→ **Task requirements**: All of the records below should be output exactly.

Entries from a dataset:
- - - -
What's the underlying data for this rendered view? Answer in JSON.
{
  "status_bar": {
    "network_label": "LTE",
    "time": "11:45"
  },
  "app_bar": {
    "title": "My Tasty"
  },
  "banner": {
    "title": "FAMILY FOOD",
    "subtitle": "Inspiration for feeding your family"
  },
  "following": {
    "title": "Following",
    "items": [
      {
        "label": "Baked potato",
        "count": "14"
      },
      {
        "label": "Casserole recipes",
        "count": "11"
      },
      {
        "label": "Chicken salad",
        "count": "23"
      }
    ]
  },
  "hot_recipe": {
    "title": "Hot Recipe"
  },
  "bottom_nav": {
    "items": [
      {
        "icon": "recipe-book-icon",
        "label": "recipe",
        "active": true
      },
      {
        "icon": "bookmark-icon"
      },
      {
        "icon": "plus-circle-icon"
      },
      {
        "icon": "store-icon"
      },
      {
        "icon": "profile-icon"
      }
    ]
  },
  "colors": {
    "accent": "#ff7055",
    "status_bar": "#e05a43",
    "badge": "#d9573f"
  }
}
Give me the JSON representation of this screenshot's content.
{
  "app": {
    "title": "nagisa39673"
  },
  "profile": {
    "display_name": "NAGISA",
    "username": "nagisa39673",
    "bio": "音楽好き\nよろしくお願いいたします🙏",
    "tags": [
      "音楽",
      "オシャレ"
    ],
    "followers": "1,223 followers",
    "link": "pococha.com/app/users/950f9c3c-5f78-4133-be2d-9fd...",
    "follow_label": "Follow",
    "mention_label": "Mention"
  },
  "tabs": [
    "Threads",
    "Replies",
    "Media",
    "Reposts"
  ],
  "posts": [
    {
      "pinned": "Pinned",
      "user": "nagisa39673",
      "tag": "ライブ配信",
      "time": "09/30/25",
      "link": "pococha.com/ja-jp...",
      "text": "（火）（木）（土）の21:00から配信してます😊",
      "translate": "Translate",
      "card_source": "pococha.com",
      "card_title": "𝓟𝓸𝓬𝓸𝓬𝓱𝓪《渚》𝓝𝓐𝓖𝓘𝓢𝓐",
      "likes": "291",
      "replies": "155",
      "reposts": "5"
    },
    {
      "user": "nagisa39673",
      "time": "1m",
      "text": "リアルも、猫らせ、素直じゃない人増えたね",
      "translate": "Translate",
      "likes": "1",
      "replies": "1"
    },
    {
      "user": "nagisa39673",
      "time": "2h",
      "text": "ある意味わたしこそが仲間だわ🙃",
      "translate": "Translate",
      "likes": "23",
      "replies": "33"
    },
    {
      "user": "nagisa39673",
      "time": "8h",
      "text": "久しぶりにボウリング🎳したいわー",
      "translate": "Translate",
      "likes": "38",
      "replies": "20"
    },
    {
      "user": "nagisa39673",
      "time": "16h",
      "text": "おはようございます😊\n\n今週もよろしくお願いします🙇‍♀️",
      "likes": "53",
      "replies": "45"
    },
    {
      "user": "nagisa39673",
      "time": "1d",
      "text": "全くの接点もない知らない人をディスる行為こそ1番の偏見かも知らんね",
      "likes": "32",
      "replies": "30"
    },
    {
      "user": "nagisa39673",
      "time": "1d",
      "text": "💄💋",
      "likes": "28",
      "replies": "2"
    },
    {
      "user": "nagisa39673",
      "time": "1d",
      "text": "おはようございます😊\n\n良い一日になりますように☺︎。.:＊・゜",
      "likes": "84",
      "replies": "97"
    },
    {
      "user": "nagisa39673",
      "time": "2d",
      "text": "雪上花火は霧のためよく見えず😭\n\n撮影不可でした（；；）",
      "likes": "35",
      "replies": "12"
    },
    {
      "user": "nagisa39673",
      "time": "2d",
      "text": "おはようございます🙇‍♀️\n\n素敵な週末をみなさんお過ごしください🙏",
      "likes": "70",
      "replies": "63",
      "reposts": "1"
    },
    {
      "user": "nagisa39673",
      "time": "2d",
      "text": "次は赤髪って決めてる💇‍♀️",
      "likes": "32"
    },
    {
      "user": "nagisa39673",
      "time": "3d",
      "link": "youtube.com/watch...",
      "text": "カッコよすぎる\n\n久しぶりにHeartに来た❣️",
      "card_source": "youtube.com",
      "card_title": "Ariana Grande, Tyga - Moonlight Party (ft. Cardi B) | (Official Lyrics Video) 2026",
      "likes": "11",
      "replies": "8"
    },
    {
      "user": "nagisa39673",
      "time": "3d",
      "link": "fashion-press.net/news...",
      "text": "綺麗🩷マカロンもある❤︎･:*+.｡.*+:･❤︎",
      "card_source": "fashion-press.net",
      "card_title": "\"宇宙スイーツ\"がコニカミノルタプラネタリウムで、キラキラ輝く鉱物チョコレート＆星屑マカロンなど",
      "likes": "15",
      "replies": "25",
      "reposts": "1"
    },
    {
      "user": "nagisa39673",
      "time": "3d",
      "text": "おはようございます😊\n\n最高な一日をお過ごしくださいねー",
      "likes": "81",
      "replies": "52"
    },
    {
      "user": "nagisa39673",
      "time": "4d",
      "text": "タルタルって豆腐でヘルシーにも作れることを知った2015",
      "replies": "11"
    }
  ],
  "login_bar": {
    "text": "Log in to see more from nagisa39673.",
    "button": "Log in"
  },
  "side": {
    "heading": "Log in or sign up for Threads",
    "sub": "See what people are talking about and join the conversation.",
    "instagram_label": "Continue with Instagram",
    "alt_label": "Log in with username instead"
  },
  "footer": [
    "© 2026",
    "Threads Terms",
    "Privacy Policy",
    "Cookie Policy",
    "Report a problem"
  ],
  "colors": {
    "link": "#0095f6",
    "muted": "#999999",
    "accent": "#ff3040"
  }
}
- - - -
→ **Answer for this exercise**:
What's the underlying data for this rendered view? Answer in JSON.
{
  "status_bar": {
    "network_label": "LTE",
    "time": "11:45"
  },
  "app_bar": {
    "title": "My Tasty"
  },
  "banner": {
    "title": "FAMILY FOOD",
    "subtitle": "Inspiration for feeding your family"
  },
  "following": {
    "title": "Following",
    "items": [
      {
        "label": "Baked potato",
        "count": "14"
      },
      {
        "label": "Casserole recipes",
        "count": "11"
      },
      {
        "label": "Chicken salad",
        "count": "23"
      }
    ]
  },
  "hot_recipe": {
    "title": "Hot Recipe"
  },
  "bottom_nav": {
    "items": [
      {
        "icon": "recipe-book-icon",
        "label": "recipe",
        "active": true
      },
      {
        "icon": "bookmark-icon"
      },
      {
        "icon": "plus-circle-icon"
      },
      {
        "icon": "store-icon"
      },
      {
        "icon": "profile-icon"
      }
    ]
  },
  "colors": {
    "accent": "#ff7055",
    "status_bar": "#e05a43",
    "badge": "#d9573f"
  }
}
Give me the JSON representation of this screenshot's content.
{
  "app": {
    "title": "nagisa39673"
  },
  "profile": {
    "display_name": "NAGISA",
    "username": "nagisa39673",
    "bio": "音楽好き\nよろしくお願いいたします🙏",
    "tags": [
      "音楽",
      "オシャレ"
    ],
    "followers": "1,223 followers",
    "link": "pococha.com/app/users/950f9c3c-5f78-4133-be2d-9fd...",
    "follow_label": "Follow",
    "mention_label": "Mention"
  },
  "tabs": [
    "Threads",
    "Replies",
    "Media",
    "Reposts"
  ],
  "posts": [
    {
      "pinned": "Pinned",
      "user": "nagisa39673",
      "tag": "ライブ配信",
      "time": "09/30/25",
      "link": "pococha.com/ja-jp...",
      "text": "（火）（木）（土）の21:00から配信してます😊",
      "translate": "Translate",
      "card_source": "pococha.com",
      "card_title": "𝓟𝓸𝓬𝓸𝓬𝓱𝓪《渚》𝓝𝓐𝓖𝓘𝓢𝓐",
      "likes": "291",
      "replies": "155",
      "reposts": "5"
    },
    {
      "user": "nagisa39673",
      "time": "1m",
      "text": "リアルも、猫らせ、素直じゃない人増えたね",
      "translate": "Translate",
      "likes": "1",
      "replies": "1"
    },
    {
      "user": "nagisa39673",
      "time": "2h",
      "text": "ある意味わたしこそが仲間だわ🙃",
      "translate": "Translate",
      "likes": "23",
      "replies": "33"
    },
    {
      "user": "nagisa39673",
      "time": "8h",
      "text": "久しぶりにボウリング🎳したいわー",
      "translate": "Translate",
      "likes": "38",
      "replies": "20"
    },
    {
      "user": "nagisa39673",
      "time": "16h",
      "text": "おはようございます😊\n\n今週もよろしくお願いします🙇‍♀️",
      "likes": "53",
      "replies": "45"
    },
    {
      "user": "nagisa39673",
      "time": "1d",
      "text": "全くの接点もない知らない人をディスる行為こそ1番の偏見かも知らんね",
      "likes": "32",
      "replies": "30"
    },
    {
      "user": "nagisa39673",
      "time": "1d",
      "text": "💄💋",
      "likes": "28",
      "replies": "2"
    },
    {
      "user": "nagisa39673",
      "time": "1d",
      "text": "おはようございます😊\n\n良い一日になりますように☺︎。.:＊・゜",
      "likes": "84",
      "replies": "97"
    },
    {
      "user": "nagisa39673",
      "time": "2d",
      "text": "雪上花火は霧のためよく見えず😭\n\n撮影不可でした（；；）",
      "likes": "35",
      "replies": "12"
    },
    {
      "user": "nagisa39673",
      "time": "2d",
      "text": "おはようございます🙇‍♀️\n\n素敵な週末をみなさんお過ごしください🙏",
      "likes": "70",
      "replies": "63",
      "reposts": "1"
    },
    {
      "user": "nagisa39673",
      "time": "2d",
      "text": "次は赤髪って決めてる💇‍♀️",
      "likes": "32"
    },
    {
      "user": "nagisa39673",
      "time": "3d",
      "link": "youtube.com/watch...",
      "text": "カッコよすぎる\n\n久しぶりにHeartに来た❣️",
      "card_source": "youtube.com",
      "card_title": "Ariana Grande, Tyga - Moonlight Party (ft. Cardi B) | (Official Lyrics Video) 2026",
      "likes": "11",
      "replies": "8"
    },
    {
      "user": "nagisa39673",
      "time": "3d",
      "link": "fashion-press.net/news...",
      "text": "綺麗🩷マカロンもある❤︎･:*+.｡.*+:･❤︎",
      "card_source": "fashion-press.net",
      "card_title": "\"宇宙スイーツ\"がコニカミノルタプラネタリウムで、キラキラ輝く鉱物チョコレート＆星屑マカロンなど",
      "likes": "15",
      "replies": "25",
      "reposts": "1"
    },
    {
      "user": "nagisa39673",
      "time": "3d",
      "text": "おはようございます😊\n\n最高な一日をお過ごしくださいねー",
      "likes": "81",
      "replies": "52"
    },
    {
      "user": "nagisa39673",
      "time": "4d",
      "text": "タルタルって豆腐でヘルシーにも作れることを知った2015",
      "replies": "11"
    }
  ],
  "login_bar": {
    "text": "Log in to see more from nagisa39673.",
    "button": "Log in"
  },
  "side": {
    "heading": "Log in or sign up for Threads",
    "sub": "See what people are talking about and join the conversation.",
    "instagram_label": "Continue with Instagram",
    "alt_label": "Log in with username instead"
  },
  "footer": [
    "© 2026",
    "Threads Terms",
    "Privacy Policy",
    "Cookie Policy",
    "Report a problem"
  ],
  "colors": {
    "link": "#0095f6",
    "muted": "#999999",
    "accent": "#ff3040"
  }
}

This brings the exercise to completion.